Written request.
Retype, exactly and with nothing added, the lines from the one showing "Parse this screenshot: output" through the final line of the material. Omit pictures.
[Start]
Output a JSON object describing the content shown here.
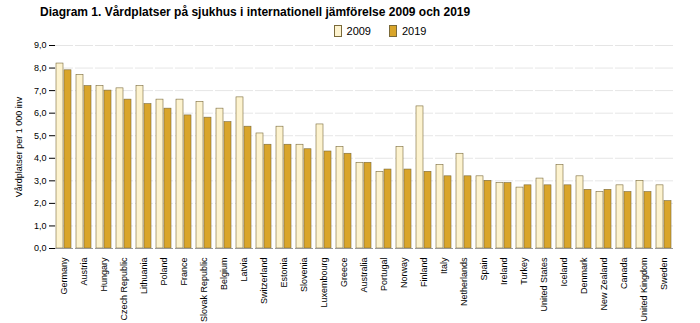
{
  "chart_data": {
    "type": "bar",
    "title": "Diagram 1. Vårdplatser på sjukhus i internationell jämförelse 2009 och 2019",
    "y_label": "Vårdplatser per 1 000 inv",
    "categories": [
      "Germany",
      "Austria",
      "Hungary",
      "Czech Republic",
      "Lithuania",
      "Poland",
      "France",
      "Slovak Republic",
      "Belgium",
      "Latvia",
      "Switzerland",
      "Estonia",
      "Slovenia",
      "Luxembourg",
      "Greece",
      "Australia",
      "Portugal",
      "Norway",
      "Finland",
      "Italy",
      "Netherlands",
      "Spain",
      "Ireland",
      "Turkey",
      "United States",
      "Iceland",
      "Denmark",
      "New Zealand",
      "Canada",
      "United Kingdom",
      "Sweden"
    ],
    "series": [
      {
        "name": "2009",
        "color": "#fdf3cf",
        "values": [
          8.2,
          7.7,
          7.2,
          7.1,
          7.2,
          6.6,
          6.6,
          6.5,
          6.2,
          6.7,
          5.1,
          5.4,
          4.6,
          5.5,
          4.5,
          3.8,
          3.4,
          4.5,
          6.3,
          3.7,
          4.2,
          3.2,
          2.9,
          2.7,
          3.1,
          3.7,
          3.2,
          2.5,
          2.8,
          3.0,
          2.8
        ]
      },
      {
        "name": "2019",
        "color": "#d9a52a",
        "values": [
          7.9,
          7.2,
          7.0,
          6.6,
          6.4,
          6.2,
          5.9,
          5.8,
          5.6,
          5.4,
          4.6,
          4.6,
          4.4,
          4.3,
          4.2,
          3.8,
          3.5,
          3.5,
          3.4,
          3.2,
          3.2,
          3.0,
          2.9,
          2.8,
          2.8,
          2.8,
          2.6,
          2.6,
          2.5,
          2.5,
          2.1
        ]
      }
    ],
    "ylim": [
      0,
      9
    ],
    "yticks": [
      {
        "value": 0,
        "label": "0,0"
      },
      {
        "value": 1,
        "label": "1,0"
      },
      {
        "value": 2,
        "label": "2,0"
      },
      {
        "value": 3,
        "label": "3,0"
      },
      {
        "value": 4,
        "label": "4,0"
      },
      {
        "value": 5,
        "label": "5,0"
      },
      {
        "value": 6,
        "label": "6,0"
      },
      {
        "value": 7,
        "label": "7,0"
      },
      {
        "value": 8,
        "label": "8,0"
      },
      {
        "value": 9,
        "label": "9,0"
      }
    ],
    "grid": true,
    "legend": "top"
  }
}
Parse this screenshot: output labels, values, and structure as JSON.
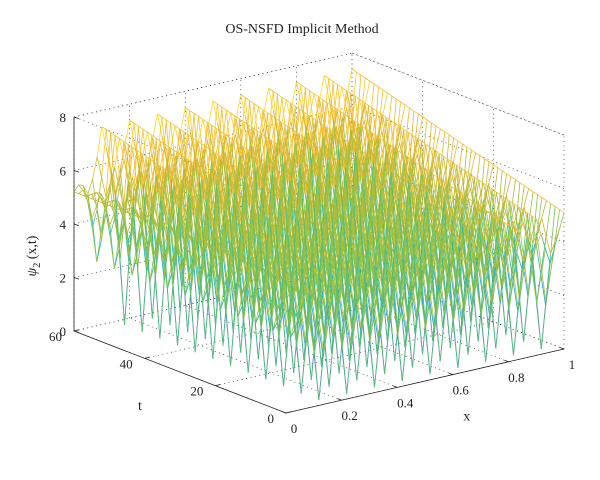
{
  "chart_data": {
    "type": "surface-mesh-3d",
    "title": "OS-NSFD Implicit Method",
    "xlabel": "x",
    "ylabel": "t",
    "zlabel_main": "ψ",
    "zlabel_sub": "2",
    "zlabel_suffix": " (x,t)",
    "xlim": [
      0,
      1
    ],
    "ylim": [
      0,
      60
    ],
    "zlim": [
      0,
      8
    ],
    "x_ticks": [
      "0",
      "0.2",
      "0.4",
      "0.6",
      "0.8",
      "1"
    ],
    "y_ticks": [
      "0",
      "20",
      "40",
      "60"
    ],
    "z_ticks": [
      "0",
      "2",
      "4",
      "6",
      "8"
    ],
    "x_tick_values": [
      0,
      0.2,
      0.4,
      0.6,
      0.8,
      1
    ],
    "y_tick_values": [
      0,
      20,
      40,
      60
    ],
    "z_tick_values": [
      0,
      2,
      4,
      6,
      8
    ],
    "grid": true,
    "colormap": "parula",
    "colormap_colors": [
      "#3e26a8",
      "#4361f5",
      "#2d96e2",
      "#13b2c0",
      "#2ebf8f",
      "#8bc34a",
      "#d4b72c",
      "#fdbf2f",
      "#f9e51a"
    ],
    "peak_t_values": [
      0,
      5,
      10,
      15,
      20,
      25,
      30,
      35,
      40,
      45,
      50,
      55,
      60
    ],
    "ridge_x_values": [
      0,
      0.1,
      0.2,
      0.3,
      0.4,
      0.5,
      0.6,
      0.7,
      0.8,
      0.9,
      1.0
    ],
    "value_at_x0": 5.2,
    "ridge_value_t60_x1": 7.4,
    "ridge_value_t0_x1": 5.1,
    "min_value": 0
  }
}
[End]
Response.
Parse this screenshot: output labels, values, and structure as JSON.
{
  "chart_data": {
    "type": "surface-mesh-3d",
    "title": "OS-NSFD Implicit Method",
    "xlabel": "x",
    "ylabel": "t",
    "zlabel_main": "ψ",
    "zlabel_sub": "2",
    "zlabel_suffix": " (x,t)",
    "xlim": [
      0,
      1
    ],
    "ylim": [
      0,
      60
    ],
    "zlim": [
      0,
      8
    ],
    "x_ticks": [
      "0",
      "0.2",
      "0.4",
      "0.6",
      "0.8",
      "1"
    ],
    "y_ticks": [
      "0",
      "20",
      "40",
      "60"
    ],
    "z_ticks": [
      "0",
      "2",
      "4",
      "6",
      "8"
    ],
    "x_tick_values": [
      0,
      0.2,
      0.4,
      0.6,
      0.8,
      1
    ],
    "y_tick_values": [
      0,
      20,
      40,
      60
    ],
    "z_tick_values": [
      0,
      2,
      4,
      6,
      8
    ],
    "grid": true,
    "colormap": "parula",
    "colormap_colors": [
      "#3e26a8",
      "#4361f5",
      "#2d96e2",
      "#13b2c0",
      "#2ebf8f",
      "#8bc34a",
      "#d4b72c",
      "#fdbf2f",
      "#f9e51a"
    ],
    "peak_t_values": [
      0,
      5,
      10,
      15,
      20,
      25,
      30,
      35,
      40,
      45,
      50,
      55,
      60
    ],
    "ridge_x_values": [
      0,
      0.1,
      0.2,
      0.3,
      0.4,
      0.5,
      0.6,
      0.7,
      0.8,
      0.9,
      1.0
    ],
    "value_at_x0": 5.2,
    "ridge_value_t60_x1": 7.4,
    "ridge_value_t0_x1": 5.1,
    "min_value": 0
  }
}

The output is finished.